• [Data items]
★ ★ ★ ★ ★ ★ ★

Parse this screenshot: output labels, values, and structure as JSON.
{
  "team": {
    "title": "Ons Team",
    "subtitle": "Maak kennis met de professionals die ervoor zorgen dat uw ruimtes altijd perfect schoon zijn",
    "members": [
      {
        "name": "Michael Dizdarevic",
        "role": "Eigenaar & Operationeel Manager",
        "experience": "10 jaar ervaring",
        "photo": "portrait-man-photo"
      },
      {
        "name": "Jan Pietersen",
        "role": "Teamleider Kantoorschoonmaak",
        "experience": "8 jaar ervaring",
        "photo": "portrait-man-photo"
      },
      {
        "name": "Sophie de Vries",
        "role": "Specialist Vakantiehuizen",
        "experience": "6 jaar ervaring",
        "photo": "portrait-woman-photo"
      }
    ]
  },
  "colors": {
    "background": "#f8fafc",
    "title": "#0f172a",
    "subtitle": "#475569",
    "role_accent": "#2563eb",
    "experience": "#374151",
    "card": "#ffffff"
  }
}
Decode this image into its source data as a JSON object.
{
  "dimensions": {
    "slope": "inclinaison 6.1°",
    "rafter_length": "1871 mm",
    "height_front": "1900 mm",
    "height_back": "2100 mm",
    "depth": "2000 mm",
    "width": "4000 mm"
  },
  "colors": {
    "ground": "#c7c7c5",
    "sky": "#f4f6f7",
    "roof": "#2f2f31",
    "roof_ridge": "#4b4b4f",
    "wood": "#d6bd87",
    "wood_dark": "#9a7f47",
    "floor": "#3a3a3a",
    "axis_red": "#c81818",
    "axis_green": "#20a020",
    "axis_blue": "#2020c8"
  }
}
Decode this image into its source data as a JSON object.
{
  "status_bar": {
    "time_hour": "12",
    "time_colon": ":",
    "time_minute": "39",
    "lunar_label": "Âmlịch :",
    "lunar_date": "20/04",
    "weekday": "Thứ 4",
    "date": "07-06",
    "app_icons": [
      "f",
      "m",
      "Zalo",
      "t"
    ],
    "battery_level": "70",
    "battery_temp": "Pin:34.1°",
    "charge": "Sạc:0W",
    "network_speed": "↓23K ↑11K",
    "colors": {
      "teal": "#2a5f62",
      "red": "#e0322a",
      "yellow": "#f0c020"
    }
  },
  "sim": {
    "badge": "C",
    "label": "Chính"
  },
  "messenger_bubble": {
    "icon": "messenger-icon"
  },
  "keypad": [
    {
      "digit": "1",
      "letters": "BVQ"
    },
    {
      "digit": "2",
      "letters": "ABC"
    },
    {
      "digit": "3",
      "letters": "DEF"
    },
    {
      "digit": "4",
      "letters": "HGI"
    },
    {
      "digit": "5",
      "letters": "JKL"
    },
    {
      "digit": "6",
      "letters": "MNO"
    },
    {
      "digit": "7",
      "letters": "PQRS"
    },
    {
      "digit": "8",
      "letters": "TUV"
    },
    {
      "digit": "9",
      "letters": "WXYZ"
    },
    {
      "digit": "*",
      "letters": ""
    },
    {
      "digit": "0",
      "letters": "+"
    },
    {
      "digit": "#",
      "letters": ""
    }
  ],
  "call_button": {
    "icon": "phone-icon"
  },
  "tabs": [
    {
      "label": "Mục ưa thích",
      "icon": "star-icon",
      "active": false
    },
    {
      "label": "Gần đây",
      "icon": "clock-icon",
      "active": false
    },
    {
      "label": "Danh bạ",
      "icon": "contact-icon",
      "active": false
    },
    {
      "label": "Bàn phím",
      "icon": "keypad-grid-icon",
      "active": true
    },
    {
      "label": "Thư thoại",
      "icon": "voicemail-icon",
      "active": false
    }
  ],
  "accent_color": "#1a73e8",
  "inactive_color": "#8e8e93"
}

★ ★ ★ ★ ★ ★ ★

• [Directions] Please set down each line of the records exactly as given.

• [In response]
Parse this screenshot: output labels, values, and structure as JSON.
{
  "team": {
    "title": "Ons Team",
    "subtitle": "Maak kennis met de professionals die ervoor zorgen dat uw ruimtes altijd perfect schoon zijn",
    "members": [
      {
        "name": "Michael Dizdarevic",
        "role": "Eigenaar & Operationeel Manager",
        "experience": "10 jaar ervaring",
        "photo": "portrait-man-photo"
      },
      {
        "name": "Jan Pietersen",
        "role": "Teamleider Kantoorschoonmaak",
        "experience": "8 jaar ervaring",
        "photo": "portrait-man-photo"
      },
      {
        "name": "Sophie de Vries",
        "role": "Specialist Vakantiehuizen",
        "experience": "6 jaar ervaring",
        "photo": "portrait-woman-photo"
      }
    ]
  },
  "colors": {
    "background": "#f8fafc",
    "title": "#0f172a",
    "subtitle": "#475569",
    "role_accent": "#2563eb",
    "experience": "#374151",
    "card": "#ffffff"
  }
}
Decode this image into its source data as a JSON object.
{
  "dimensions": {
    "slope": "inclinaison 6.1°",
    "rafter_length": "1871 mm",
    "height_front": "1900 mm",
    "height_back": "2100 mm",
    "depth": "2000 mm",
    "width": "4000 mm"
  },
  "colors": {
    "ground": "#c7c7c5",
    "sky": "#f4f6f7",
    "roof": "#2f2f31",
    "roof_ridge": "#4b4b4f",
    "wood": "#d6bd87",
    "wood_dark": "#9a7f47",
    "floor": "#3a3a3a",
    "axis_red": "#c81818",
    "axis_green": "#20a020",
    "axis_blue": "#2020c8"
  }
}
Decode this image into its source data as a JSON object.
{
  "status_bar": {
    "time_hour": "12",
    "time_colon": ":",
    "time_minute": "39",
    "lunar_label": "Âmlịch :",
    "lunar_date": "20/04",
    "weekday": "Thứ 4",
    "date": "07-06",
    "app_icons": [
      "f",
      "m",
      "Zalo",
      "t"
    ],
    "battery_level": "70",
    "battery_temp": "Pin:34.1°",
    "charge": "Sạc:0W",
    "network_speed": "↓23K ↑11K",
    "colors": {
      "teal": "#2a5f62",
      "red": "#e0322a",
      "yellow": "#f0c020"
    }
  },
  "sim": {
    "badge": "C",
    "label": "Chính"
  },
  "messenger_bubble": {
    "icon": "messenger-icon"
  },
  "keypad": [
    {
      "digit": "1",
      "letters": "BVQ"
    },
    {
      "digit": "2",
      "letters": "ABC"
    },
    {
      "digit": "3",
      "letters": "DEF"
    },
    {
      "digit": "4",
      "letters": "HGI"
    },
    {
      "digit": "5",
      "letters": "JKL"
    },
    {
      "digit": "6",
      "letters": "MNO"
    },
    {
      "digit": "7",
      "letters": "PQRS"
    },
    {
      "digit": "8",
      "letters": "TUV"
    },
    {
      "digit": "9",
      "letters": "WXYZ"
    },
    {
      "digit": "*",
      "letters": ""
    },
    {
      "digit": "0",
      "letters": "+"
    },
    {
      "digit": "#",
      "letters": ""
    }
  ],
  "call_button": {
    "icon": "phone-icon"
  },
  "tabs": [
    {
      "label": "Mục ưa thích",
      "icon": "star-icon",
      "active": false
    },
    {
      "label": "Gần đây",
      "icon": "clock-icon",
      "active": false
    },
    {
      "label": "Danh bạ",
      "icon": "contact-icon",
      "active": false
    },
    {
      "label": "Bàn phím",
      "icon": "keypad-grid-icon",
      "active": true
    },
    {
      "label": "Thư thoại",
      "icon": "voicemail-icon",
      "active": false
    }
  ],
  "accent_color": "#1a73e8",
  "inactive_color": "#8e8e93"
}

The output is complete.